Items from a data source
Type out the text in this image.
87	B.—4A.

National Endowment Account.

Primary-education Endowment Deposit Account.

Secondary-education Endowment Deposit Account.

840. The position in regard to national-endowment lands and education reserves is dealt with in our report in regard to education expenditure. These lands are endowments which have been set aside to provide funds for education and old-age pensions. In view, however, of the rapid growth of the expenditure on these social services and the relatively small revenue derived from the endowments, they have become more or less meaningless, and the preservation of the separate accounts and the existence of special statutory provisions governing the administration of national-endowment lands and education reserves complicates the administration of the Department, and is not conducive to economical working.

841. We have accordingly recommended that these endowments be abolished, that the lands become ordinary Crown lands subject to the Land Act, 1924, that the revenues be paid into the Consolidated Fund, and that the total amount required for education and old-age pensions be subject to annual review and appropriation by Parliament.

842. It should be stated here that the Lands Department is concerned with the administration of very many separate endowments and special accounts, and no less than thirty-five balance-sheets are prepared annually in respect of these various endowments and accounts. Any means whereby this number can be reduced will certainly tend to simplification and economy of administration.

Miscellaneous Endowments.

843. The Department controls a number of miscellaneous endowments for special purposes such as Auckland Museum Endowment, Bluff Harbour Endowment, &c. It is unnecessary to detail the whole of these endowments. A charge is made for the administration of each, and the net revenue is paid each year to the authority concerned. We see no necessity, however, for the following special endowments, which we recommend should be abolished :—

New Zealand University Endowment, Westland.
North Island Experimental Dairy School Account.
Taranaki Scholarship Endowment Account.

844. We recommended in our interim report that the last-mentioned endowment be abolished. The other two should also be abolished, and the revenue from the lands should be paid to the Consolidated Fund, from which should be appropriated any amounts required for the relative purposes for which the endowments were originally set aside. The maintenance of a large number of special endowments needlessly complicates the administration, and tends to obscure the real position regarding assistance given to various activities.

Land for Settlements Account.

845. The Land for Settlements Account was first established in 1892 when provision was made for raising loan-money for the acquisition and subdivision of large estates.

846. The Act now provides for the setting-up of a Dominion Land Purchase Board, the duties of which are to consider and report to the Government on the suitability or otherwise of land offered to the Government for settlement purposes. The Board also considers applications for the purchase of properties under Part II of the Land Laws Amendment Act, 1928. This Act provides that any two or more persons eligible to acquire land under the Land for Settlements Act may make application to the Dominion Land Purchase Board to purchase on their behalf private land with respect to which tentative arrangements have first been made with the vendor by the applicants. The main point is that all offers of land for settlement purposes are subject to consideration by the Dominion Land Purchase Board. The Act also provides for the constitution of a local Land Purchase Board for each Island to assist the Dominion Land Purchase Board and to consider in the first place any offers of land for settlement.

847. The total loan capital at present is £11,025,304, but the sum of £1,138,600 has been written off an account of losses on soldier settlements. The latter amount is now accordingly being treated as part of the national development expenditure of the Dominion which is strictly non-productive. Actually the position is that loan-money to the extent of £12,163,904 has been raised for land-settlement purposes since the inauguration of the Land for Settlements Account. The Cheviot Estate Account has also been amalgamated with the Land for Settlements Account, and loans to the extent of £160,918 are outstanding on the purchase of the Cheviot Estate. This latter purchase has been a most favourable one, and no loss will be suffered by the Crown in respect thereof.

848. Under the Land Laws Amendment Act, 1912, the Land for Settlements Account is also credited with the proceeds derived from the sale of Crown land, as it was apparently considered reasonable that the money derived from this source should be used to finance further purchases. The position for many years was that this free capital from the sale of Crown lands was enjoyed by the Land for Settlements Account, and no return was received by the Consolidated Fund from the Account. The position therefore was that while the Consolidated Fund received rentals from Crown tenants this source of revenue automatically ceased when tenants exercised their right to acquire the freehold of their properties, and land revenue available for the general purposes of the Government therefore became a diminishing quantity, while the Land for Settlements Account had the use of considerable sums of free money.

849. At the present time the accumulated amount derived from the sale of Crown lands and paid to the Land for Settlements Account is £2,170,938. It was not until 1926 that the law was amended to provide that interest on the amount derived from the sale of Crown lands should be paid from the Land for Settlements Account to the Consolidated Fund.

Prompt: Identify every line where the string "Deposit" appears.

Output of the exercise:
Primary-education Endowment Deposit Account.
Secondary-education Endowment Deposit Account.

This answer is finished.